Chart and figure data
-*-

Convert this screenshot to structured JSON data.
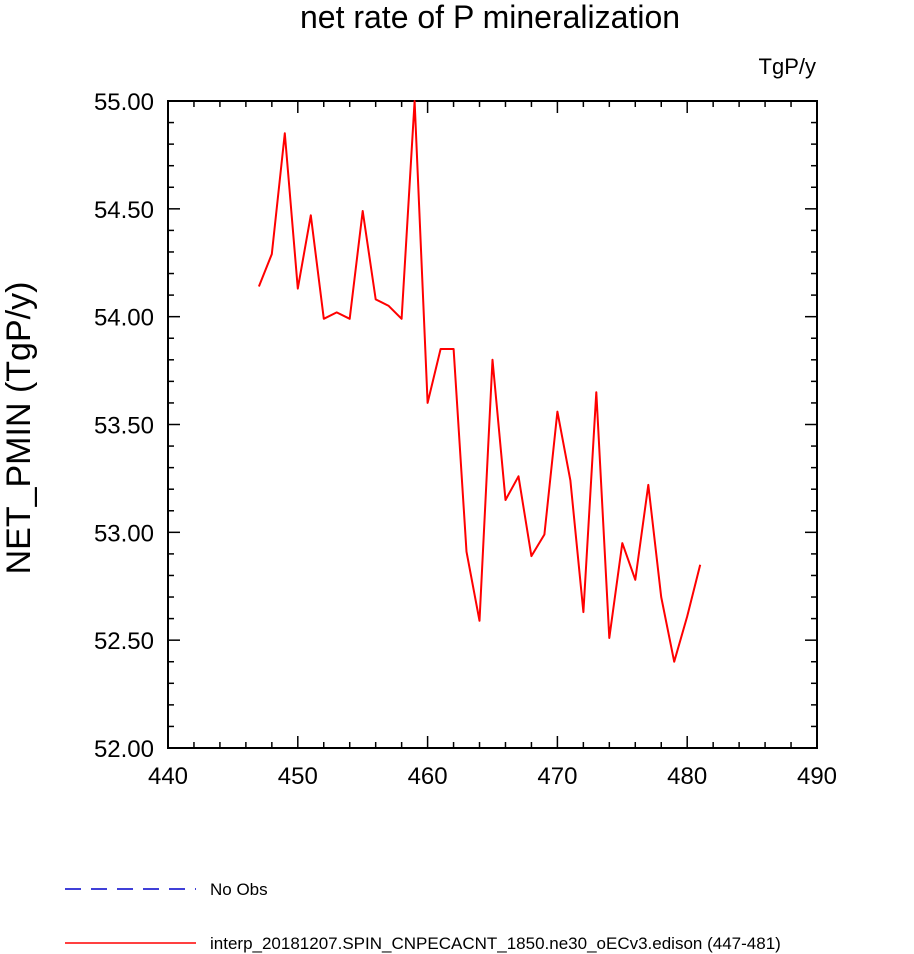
{
  "chart_data": {
    "type": "line",
    "title": "net rate of P mineralization",
    "units_label": "TgP/y",
    "ylabel": "NET_PMIN  (TgP/y)",
    "xlabel": "",
    "xlim": [
      440,
      490
    ],
    "ylim": [
      52.0,
      55.0
    ],
    "x_ticks": [
      "440",
      "450",
      "460",
      "470",
      "480",
      "490"
    ],
    "y_ticks": [
      "52.00",
      "52.50",
      "53.00",
      "53.50",
      "54.00",
      "54.50",
      "55.00"
    ],
    "grid": false,
    "legend_position": "bottom-left",
    "series": [
      {
        "name": "interp_20181207.SPIN_CNPECACNT_1850.ne30_oECv3.edison (447-481)",
        "color": "#ff0000",
        "style": "solid",
        "x": [
          447,
          448,
          449,
          450,
          451,
          452,
          453,
          454,
          455,
          456,
          457,
          458,
          459,
          460,
          461,
          462,
          463,
          464,
          465,
          466,
          467,
          468,
          469,
          470,
          471,
          472,
          473,
          474,
          475,
          476,
          477,
          478,
          479,
          480,
          481
        ],
        "y": [
          54.14,
          54.29,
          54.85,
          54.13,
          54.47,
          53.99,
          54.02,
          53.99,
          54.49,
          54.08,
          54.05,
          53.99,
          55.0,
          53.6,
          53.85,
          53.85,
          52.91,
          52.59,
          53.8,
          53.15,
          53.26,
          52.89,
          52.99,
          53.56,
          53.24,
          52.63,
          53.65,
          52.51,
          52.95,
          52.78,
          53.22,
          52.7,
          52.4,
          52.61,
          52.85
        ]
      }
    ],
    "legend": [
      {
        "label": "No Obs",
        "color": "#0000cc",
        "style": "dashed"
      },
      {
        "label": "interp_20181207.SPIN_CNPECACNT_1850.ne30_oECv3.edison (447-481)",
        "color": "#ff0000",
        "style": "solid"
      }
    ]
  }
}
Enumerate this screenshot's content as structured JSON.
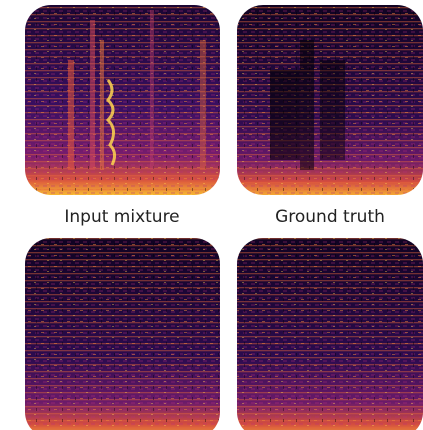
{
  "captions": [
    "Input mixture",
    "Ground truth"
  ]
}
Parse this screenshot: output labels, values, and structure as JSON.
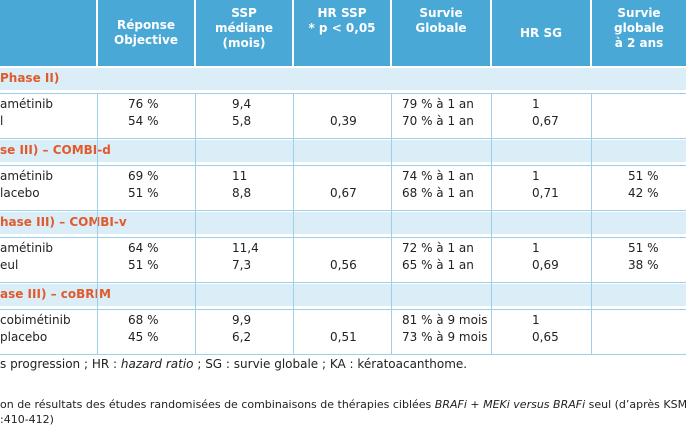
{
  "headers": [
    "",
    "Réponse\nObjective",
    "SSP\nmédiane\n(mois)",
    "HR SSP\n* p < 0,05",
    "Survie\nGlobale",
    "HR SG",
    "Survie\nglobale\nà 2 ans"
  ],
  "sections": [
    {
      "title": "Phase II)",
      "row": {
        "name": "amétinib\nl",
        "response": "76 %\n54 %",
        "ssp": "9,4\n5,8",
        "hr_ssp": "0,39",
        "sg": "79 % à 1 an\n70 % à 1 an",
        "hr_sg": "1\n0,67",
        "sg2": ""
      }
    },
    {
      "title": "se III) – COMBI-d",
      "row": {
        "name": "amétinib\nlacebo",
        "response": "69 %\n51 %",
        "ssp": "11\n8,8",
        "hr_ssp": "0,67",
        "sg": "74 % à 1 an\n68 % à 1 an",
        "hr_sg": "1\n0,71",
        "sg2": "51 %\n42 %"
      }
    },
    {
      "title": "hase III) – COMBI-v",
      "row": {
        "name": "amétinib\neul",
        "response": "64 %\n51 %",
        "ssp": "11,4\n7,3",
        "hr_ssp": "0,56",
        "sg": "72 % à 1 an\n65 % à 1 an",
        "hr_sg": "1\n0,69",
        "sg2": "51 %\n38 %"
      }
    },
    {
      "title": "ase III) – coBRIM",
      "row": {
        "name": "cobimétinib\nplacebo",
        "response": "68 %\n45 %",
        "ssp": "9,9\n6,2",
        "hr_ssp": "0,51",
        "sg": "81 % à 9 mois\n73 % à 9 mois",
        "hr_sg": "1\n0,65",
        "sg2": ""
      }
    }
  ],
  "footnote": {
    "abbrev_pre": "s progression ; HR : ",
    "abbrev_hr": "hazard ratio",
    "abbrev_post": " ; SG : survie globale ; KA : kératoacanthome.",
    "caption_pre": "on de résultats des études randomisées de combinaisons de thérapies ciblées ",
    "caption_italic": "BRAFi + MEKi versus BRAFi",
    "caption_post": " seul (d’après KSM",
    "caption_line2": ":410-412)"
  }
}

-*-

→ Your instructions
In the records above, tally the lines where the word "style" appears, and give the number and nothing else.

→ Correct response
3